PASSAGE SHOWN:
##############################

This is the first time that Kirk is missing for most of the episode.  Spock has no time to conduct a lengthy search when Kirk accidentally falls into a room beneath an obelisk and apparently, from Spock's point of view, disappears; he is forced to leave Kirk behind somewhere on the planet so that he can take the Enterprise to intercept an asteroid before it collides with the planet, killing all the natives--and Kirk.
Kirk, mercifully, has been hit by a memory beam and has no idea he's been left behind, no idea of the planet's impending doom--no idea, even, of his own identity.  But Spock knows all too well.  His sense of guilt over having to leave Kirk behind without finding him is compounded by burning out the ship's warp engines in a futile effort to get to and deflect the asteroid--alienating both Scott and McCoy with his actions.  As the ship limps back to the planet on impulse, Spock guilt deepens, and he refuses to eat or sleep for most of the two-month trip, disguising his withdrawal as his attempts to decode characters inscribed on the obelisk.
Since at no time during this period does he ever declare Spock dead, I'm inclined to believe Spock either considered it possible but refused to let himself believe or accept the possibility, or else he had some psychic awareness of Kirk's mental presence that let him know Kirk was not dead.  Since we know Kirk was alive for the duration of this episode, I lean toward the latter possibility.  At any rate, it certainly makes clear how important Kirk now is to him.

"And the Children Shall Lead":

"I've lost command…the ship is sailing on…I'm alone…!"
"I've got command…"
"Correct, Captain."
                --Kirk and Spock, overcoming Kirk's fear in the turbolift

Here's another episode that has to be mentioned for one scene, this one of Kirk and Spock in the turbolift.  Children controlled by an evil being called the Gorgan take control of the Enterprise by using secret fears of the crew against them.  Eventually, they get to Kirk through his secret fear--that of losing command.  Spock overcomes his own fear (whatever it is--the episode is rather vague on that) in time to realize Kirk's vulnerability and get him off the Bridge before the children can do any more damage to him.  He grabs Kirk by the arm and pulls him into the turbolift, initiating a scene during which Spock manages to talk Kirk out of his fear and make him understand that he still has command.  To me, it shows the degree of trust that exists between them, strong enough to reach Kirk, even through an irrational state.
However, because this process entails considerable physical contact, some slash fans think there's more to this scene than is shown on screen.  To which I respond: in the turbolift, between decks?  In the middle of a major crisis?  Give me a break.  Even if I believed that Kirk and Spock had sex with each other, I would never believe they would do it in that time and place, with the ship in danger and all Hell breaking loose around them.  Spock is responding to Kirk's need for reassurance, and Kirk clearly needs the physical contact for Spock to accomplish that--but that's really all there is to it.

##############################

Items listed in a dataset:
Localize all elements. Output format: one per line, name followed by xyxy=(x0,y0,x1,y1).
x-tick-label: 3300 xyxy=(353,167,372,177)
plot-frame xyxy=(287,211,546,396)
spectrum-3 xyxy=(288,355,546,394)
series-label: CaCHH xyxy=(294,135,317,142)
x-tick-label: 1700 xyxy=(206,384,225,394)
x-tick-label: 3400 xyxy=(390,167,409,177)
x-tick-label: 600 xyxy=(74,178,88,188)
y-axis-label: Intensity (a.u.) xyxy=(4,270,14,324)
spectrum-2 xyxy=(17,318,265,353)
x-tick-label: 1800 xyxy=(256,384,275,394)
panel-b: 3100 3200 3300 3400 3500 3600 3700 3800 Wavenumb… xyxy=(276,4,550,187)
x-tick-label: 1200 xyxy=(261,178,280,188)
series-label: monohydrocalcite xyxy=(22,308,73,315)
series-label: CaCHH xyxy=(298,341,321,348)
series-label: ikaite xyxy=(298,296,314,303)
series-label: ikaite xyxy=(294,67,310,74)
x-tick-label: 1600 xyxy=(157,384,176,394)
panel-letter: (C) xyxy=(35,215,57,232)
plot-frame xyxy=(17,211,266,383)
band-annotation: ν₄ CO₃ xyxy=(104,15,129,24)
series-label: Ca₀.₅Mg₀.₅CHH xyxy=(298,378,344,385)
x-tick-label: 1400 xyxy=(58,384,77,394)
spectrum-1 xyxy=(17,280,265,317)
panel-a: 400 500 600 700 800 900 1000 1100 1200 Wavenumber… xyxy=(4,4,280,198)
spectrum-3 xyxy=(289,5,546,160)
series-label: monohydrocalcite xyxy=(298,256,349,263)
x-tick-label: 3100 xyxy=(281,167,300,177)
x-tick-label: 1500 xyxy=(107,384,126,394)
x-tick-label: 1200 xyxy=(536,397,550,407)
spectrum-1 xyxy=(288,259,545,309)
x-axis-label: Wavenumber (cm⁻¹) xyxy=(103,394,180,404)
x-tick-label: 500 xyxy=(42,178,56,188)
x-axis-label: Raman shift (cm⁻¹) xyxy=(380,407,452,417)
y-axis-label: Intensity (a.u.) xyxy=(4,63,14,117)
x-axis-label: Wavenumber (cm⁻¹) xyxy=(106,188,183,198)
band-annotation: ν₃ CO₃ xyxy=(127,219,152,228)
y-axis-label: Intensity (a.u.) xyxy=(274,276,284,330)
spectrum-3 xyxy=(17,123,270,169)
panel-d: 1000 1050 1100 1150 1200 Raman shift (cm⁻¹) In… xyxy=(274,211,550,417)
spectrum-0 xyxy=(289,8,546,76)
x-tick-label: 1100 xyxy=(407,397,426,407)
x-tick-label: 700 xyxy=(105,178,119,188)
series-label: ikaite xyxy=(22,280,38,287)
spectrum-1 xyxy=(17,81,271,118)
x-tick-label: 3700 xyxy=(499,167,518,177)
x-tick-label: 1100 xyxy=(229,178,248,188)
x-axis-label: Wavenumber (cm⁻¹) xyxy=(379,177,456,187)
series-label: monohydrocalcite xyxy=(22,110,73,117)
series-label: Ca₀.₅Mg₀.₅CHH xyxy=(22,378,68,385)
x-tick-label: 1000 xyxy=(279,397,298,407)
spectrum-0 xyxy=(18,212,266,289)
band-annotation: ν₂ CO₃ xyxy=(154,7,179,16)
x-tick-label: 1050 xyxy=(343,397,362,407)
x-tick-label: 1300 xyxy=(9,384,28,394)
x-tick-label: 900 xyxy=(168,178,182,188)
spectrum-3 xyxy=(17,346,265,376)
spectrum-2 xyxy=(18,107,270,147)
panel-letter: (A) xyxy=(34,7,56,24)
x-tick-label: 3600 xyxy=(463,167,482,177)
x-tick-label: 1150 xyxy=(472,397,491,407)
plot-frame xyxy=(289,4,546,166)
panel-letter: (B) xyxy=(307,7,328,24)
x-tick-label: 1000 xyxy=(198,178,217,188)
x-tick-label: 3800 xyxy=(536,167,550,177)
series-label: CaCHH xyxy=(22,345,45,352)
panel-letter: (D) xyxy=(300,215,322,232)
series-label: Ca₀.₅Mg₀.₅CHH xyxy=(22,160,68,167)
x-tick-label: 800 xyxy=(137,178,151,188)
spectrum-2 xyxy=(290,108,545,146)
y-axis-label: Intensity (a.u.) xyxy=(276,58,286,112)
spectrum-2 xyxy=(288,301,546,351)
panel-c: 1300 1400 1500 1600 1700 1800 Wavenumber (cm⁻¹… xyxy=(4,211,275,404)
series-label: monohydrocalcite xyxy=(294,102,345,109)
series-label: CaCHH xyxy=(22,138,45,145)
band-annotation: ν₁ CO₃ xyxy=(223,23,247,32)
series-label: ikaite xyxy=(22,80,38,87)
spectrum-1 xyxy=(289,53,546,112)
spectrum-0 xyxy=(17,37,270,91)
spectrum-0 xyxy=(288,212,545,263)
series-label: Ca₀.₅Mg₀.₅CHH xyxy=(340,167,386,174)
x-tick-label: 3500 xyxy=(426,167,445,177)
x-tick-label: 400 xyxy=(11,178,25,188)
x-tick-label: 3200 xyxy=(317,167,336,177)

##############################

GOALS:
A. Quote the passage from the Star Trek commentary that begins with the words containing "Since at no" and ends with "now is to him.".
B. In the Star Trek commentary, what is Kirk's secret fear that the children use to get to him?

RESPONSES BY TASK:
A.
Since at no time during this period does he ever declare Spock dead, I'm inclined to believe Spock either considered it possible but refused to let himself believe or accept the possibility, or else he had some psychic awareness of Kirk's mental presence that let him know Kirk was not dead.  Since we know Kirk was alive for the duration of this episode, I lean toward the latter possibility.  At any rate, it certainly makes clear how important Kirk now is to him.

B. Losing command.